• Exercise details
Your answer should be one number: how many lines of the data include the string "Назначение"?

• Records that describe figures
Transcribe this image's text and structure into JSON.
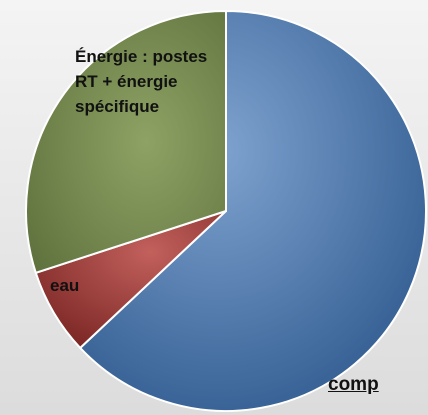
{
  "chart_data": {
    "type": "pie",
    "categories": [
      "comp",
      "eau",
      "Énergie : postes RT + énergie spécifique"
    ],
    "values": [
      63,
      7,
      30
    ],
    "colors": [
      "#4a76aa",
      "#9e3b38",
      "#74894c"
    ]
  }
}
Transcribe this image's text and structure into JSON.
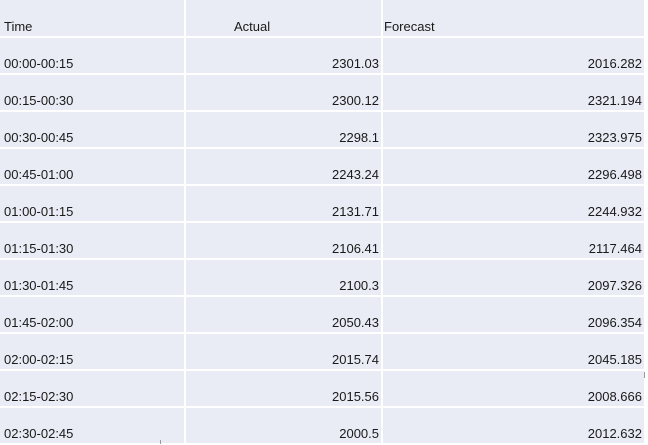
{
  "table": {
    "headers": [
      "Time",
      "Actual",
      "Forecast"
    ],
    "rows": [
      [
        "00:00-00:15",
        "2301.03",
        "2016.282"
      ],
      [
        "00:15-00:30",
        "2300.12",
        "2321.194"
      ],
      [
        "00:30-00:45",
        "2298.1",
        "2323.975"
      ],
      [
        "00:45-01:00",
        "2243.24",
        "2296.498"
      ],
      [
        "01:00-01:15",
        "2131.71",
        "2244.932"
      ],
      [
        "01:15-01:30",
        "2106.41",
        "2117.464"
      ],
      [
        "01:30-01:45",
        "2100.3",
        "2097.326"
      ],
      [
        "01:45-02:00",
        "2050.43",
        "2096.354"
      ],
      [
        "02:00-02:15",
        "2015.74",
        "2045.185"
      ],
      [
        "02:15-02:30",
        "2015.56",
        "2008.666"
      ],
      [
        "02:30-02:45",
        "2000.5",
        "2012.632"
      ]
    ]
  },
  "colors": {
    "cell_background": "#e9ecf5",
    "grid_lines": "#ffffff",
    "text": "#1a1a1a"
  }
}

--

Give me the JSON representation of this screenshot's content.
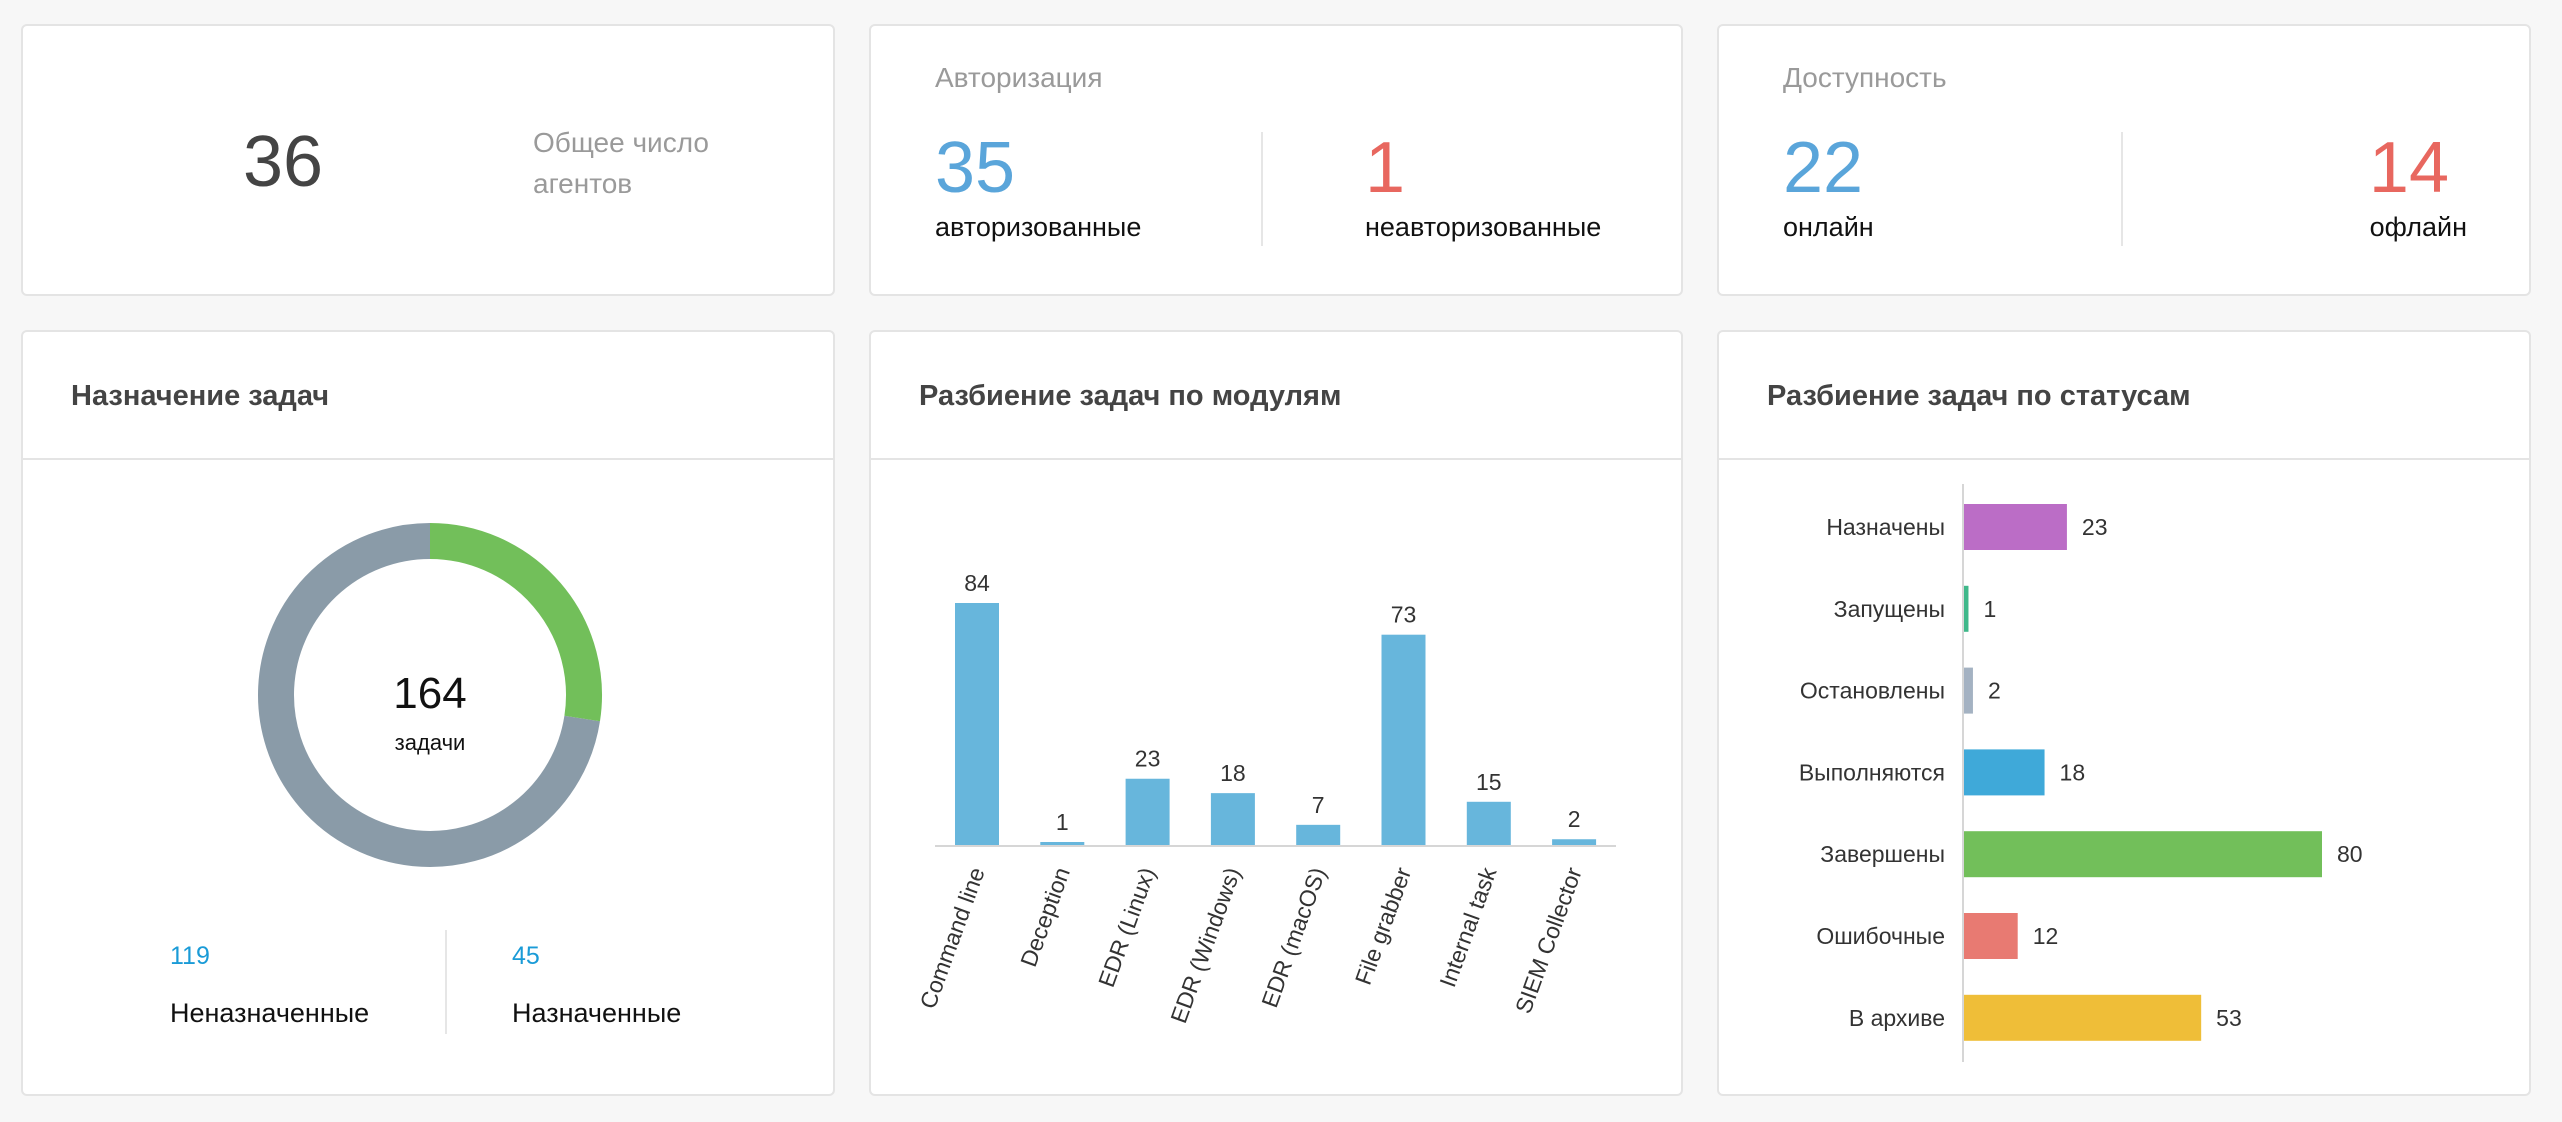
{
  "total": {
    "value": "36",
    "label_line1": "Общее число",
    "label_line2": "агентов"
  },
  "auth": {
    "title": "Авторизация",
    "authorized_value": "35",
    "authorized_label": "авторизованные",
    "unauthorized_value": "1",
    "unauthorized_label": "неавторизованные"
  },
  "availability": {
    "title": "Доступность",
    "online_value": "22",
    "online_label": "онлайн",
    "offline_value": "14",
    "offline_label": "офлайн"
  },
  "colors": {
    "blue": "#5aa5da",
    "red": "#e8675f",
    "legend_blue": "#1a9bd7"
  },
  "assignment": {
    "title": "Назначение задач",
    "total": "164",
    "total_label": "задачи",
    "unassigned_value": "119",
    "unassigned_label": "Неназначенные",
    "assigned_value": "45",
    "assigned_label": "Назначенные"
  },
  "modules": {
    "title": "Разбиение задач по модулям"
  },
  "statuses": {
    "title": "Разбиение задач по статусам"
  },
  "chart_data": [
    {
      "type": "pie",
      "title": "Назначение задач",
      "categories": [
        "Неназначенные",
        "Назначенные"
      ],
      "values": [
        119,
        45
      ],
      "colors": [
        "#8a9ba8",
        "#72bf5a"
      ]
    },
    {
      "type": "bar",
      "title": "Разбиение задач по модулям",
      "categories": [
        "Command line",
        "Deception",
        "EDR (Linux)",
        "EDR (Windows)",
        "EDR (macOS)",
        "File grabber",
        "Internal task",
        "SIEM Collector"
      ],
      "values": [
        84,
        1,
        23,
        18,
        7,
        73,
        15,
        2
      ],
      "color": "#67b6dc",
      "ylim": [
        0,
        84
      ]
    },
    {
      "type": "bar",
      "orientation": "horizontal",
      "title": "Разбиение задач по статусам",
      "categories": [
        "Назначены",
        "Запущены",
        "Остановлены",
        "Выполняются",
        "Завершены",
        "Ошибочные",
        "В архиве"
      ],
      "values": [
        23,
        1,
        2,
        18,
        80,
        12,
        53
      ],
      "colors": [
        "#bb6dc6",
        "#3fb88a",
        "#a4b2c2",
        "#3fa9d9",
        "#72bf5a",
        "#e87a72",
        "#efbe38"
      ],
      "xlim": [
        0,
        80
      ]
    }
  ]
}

• Result of this task
2